:: ENTRIES SUPPLIED ::
______________________________

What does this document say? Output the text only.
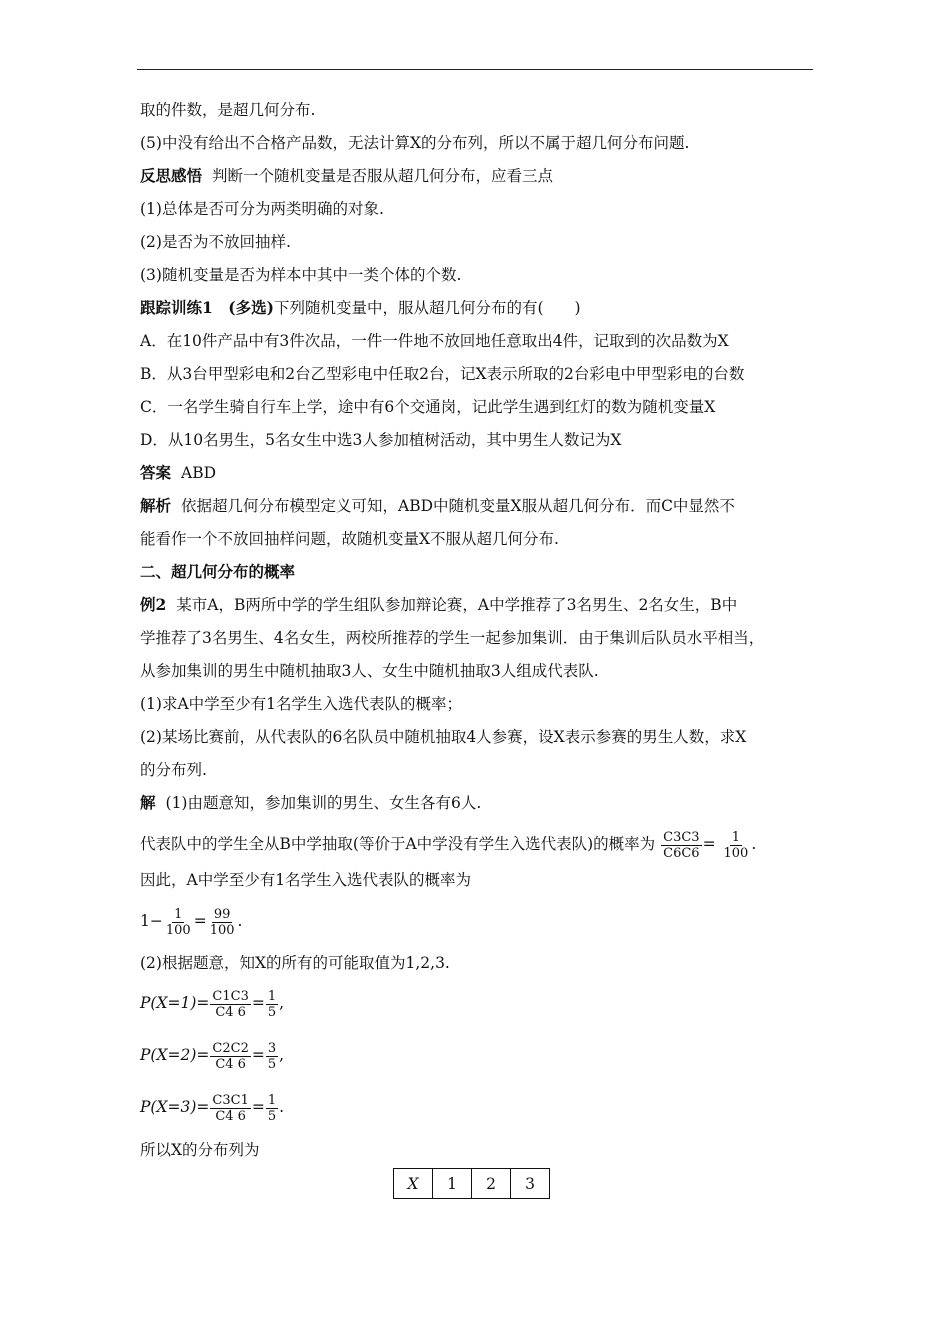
取的件数，是超几何分布.
(5)中没有给出不合格产品数，无法计算X的分布列，所以不属于超几何分布问题.
反思感悟 判断一个随机变量是否服从超几何分布，应看三点
(1)总体是否可分为两类明确的对象.
(2)是否为不放回抽样.
(3)随机变量是否为样本中其中一类个体的个数.
跟踪训练1　(多选)下列随机变量中，服从超几何分布的有(　　)
A．在10件产品中有3件次品，一件一件地不放回地任意取出4件，记取到的次品数为X
B．从3台甲型彩电和2台乙型彩电中任取2台，记X表示所取的2台彩电中甲型彩电的台数
C．一名学生骑自行车上学，途中有6个交通岗，记此学生遇到红灯的数为随机变量X
D．从10名男生，5名女生中选3人参加植树活动，其中男生人数记为X
答案 ABD
解析 依据超几何分布模型定义可知，ABD中随机变量X服从超几何分布．而C中显然不
能看作一个不放回抽样问题，故随机变量X不服从超几何分布.
二、超几何分布的概率
例2 某市A，B两所中学的学生组队参加辩论赛，A中学推荐了3名男生、2名女生，B中
学推荐了3名男生、4名女生，两校所推荐的学生一起参加集训．由于集训后队员水平相当，
从参加集训的男生中随机抽取3人、女生中随机抽取3人组成代表队.
(1)求A中学至少有1名学生入选代表队的概率；
(2)某场比赛前，从代表队的6名队员中随机抽取4人参赛，设X表示参赛的男生人数，求X
的分布列.
解 (1)由题意知，参加集训的男生、女生各有6人.
代表队中的学生全从B中学抽取(等价于A中学没有学生入选代表队)的概率为 $\frac{C3C3}{C6C6} = \frac{1}{100}$ .
因此，A中学至少有1名学生入选代表队的概率为
$1- \frac{1}{100} = \frac{99}{100}$ .
(2)根据题意，知X的所有的可能取值为1,2,3.
$P(X=1)= \frac{C1C3}{C4 6} = \frac{1}{5}$ ,
$P(X=2)= \frac{C2C2}{C4 6} = \frac{3}{5}$ ,
$P(X=3)= \frac{C3C1}{C4 6} = \frac{1}{5}$ .
所以X的分布列为
X	1	2	3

______________________________

:: OBJECTIVE ::
Every record above should be written out again exactly; the pictures stay out of the copy.

:: ANSWER ::
What does this document say? Output the text only.
取的件数，是超几何分布.
(5)中没有给出不合格产品数，无法计算X的分布列，所以不属于超几何分布问题.
反思感悟 判断一个随机变量是否服从超几何分布，应看三点
(1)总体是否可分为两类明确的对象.
(2)是否为不放回抽样.
(3)随机变量是否为样本中其中一类个体的个数.
跟踪训练1　(多选)下列随机变量中，服从超几何分布的有(　　)
A．在10件产品中有3件次品，一件一件地不放回地任意取出4件，记取到的次品数为X
B．从3台甲型彩电和2台乙型彩电中任取2台，记X表示所取的2台彩电中甲型彩电的台数
C．一名学生骑自行车上学，途中有6个交通岗，记此学生遇到红灯的数为随机变量X
D．从10名男生，5名女生中选3人参加植树活动，其中男生人数记为X
答案 ABD
解析 依据超几何分布模型定义可知，ABD中随机变量X服从超几何分布．而C中显然不
能看作一个不放回抽样问题，故随机变量X不服从超几何分布.
二、超几何分布的概率
例2 某市A，B两所中学的学生组队参加辩论赛，A中学推荐了3名男生、2名女生，B中
学推荐了3名男生、4名女生，两校所推荐的学生一起参加集训．由于集训后队员水平相当，
从参加集训的男生中随机抽取3人、女生中随机抽取3人组成代表队.
(1)求A中学至少有1名学生入选代表队的概率；
(2)某场比赛前，从代表队的6名队员中随机抽取4人参赛，设X表示参赛的男生人数，求X
的分布列.
解 (1)由题意知，参加集训的男生、女生各有6人.
代表队中的学生全从B中学抽取(等价于A中学没有学生入选代表队)的概率为 $\frac{C3C3}{C6C6} = \frac{1}{100}$ .
因此，A中学至少有1名学生入选代表队的概率为
$1- \frac{1}{100} = \frac{99}{100}$ .
(2)根据题意，知X的所有的可能取值为1,2,3.
$P(X=1)= \frac{C1C3}{C4 6} = \frac{1}{5}$ ,
$P(X=2)= \frac{C2C2}{C4 6} = \frac{3}{5}$ ,
$P(X=3)= \frac{C3C1}{C4 6} = \frac{1}{5}$ .
所以X的分布列为
X	1	2	3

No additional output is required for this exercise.